(Data items)
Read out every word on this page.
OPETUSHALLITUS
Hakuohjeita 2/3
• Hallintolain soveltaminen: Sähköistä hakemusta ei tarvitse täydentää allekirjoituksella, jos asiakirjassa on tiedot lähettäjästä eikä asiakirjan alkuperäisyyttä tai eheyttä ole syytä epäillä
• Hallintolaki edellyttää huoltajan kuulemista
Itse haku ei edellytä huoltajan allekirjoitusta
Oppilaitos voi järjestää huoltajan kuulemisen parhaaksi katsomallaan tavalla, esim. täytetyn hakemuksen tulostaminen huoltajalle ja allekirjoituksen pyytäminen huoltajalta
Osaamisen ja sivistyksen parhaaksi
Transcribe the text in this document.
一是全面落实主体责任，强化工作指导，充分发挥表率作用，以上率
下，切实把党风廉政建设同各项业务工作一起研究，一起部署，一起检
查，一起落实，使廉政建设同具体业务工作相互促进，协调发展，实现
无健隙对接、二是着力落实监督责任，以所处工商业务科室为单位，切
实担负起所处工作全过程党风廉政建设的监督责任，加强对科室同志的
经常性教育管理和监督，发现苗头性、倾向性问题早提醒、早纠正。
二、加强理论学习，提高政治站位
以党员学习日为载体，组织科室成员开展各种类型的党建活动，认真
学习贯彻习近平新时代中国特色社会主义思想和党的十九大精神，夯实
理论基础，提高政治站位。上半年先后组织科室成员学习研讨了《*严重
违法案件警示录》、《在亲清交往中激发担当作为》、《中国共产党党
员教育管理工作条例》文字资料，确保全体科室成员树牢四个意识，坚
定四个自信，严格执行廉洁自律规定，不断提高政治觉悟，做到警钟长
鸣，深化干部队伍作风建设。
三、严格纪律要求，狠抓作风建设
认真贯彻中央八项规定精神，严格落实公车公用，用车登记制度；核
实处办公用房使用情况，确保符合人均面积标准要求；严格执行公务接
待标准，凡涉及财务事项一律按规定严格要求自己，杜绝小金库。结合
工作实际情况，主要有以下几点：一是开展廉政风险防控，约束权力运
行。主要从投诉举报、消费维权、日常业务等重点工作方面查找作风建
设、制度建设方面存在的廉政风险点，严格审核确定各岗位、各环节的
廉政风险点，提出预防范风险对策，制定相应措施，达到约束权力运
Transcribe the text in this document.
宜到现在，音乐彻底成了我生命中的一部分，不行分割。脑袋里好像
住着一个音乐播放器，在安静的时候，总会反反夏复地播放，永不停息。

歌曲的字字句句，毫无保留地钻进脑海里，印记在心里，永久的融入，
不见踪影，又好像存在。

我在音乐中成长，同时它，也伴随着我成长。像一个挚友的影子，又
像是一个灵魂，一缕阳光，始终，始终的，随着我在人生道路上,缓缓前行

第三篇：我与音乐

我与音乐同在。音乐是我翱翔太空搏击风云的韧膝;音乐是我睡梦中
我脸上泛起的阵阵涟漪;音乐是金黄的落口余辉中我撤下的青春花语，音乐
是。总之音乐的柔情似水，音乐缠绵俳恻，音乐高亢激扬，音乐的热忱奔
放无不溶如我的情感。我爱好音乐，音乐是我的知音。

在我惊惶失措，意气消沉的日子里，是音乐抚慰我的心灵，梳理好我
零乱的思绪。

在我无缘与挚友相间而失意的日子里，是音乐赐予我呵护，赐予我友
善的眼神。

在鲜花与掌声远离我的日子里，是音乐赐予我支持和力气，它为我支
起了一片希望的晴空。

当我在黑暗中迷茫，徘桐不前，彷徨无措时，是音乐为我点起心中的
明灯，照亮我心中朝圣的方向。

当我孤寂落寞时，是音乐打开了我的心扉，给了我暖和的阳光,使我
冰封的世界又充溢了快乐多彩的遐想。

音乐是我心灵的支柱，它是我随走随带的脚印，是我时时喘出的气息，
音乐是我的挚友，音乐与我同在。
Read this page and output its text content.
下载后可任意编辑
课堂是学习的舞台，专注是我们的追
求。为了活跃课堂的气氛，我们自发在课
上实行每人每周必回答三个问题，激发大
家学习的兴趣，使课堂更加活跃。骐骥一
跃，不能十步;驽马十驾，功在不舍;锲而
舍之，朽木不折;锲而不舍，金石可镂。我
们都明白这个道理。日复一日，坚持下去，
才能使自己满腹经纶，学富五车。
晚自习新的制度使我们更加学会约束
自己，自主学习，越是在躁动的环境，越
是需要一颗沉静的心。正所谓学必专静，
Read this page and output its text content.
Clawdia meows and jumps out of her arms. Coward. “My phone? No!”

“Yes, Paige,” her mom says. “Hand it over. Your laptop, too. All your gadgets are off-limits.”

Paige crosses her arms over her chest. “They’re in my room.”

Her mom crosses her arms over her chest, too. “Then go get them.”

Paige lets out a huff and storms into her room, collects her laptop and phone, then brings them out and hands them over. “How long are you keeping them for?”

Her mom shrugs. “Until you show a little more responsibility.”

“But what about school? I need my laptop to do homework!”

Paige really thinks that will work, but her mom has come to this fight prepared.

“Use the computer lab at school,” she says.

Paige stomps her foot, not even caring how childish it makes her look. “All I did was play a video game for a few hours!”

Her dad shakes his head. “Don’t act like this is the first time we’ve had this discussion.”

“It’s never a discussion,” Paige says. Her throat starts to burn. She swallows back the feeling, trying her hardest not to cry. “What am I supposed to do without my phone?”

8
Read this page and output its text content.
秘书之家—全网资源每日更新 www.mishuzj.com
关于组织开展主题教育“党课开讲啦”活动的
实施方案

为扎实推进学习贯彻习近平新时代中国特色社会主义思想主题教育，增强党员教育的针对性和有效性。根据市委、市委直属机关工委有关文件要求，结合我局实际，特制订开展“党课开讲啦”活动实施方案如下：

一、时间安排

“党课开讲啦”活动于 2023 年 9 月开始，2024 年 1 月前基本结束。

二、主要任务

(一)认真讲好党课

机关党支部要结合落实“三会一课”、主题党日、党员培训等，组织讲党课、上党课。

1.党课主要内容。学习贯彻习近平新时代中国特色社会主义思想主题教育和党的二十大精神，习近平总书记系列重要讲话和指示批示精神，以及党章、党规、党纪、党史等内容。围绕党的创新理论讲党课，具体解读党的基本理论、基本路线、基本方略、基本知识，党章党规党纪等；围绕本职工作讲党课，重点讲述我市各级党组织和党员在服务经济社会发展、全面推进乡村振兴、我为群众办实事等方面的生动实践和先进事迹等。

#### Directive
Tell how many lines contain the word "chest", using only the number.

#### Reply to the exercise
2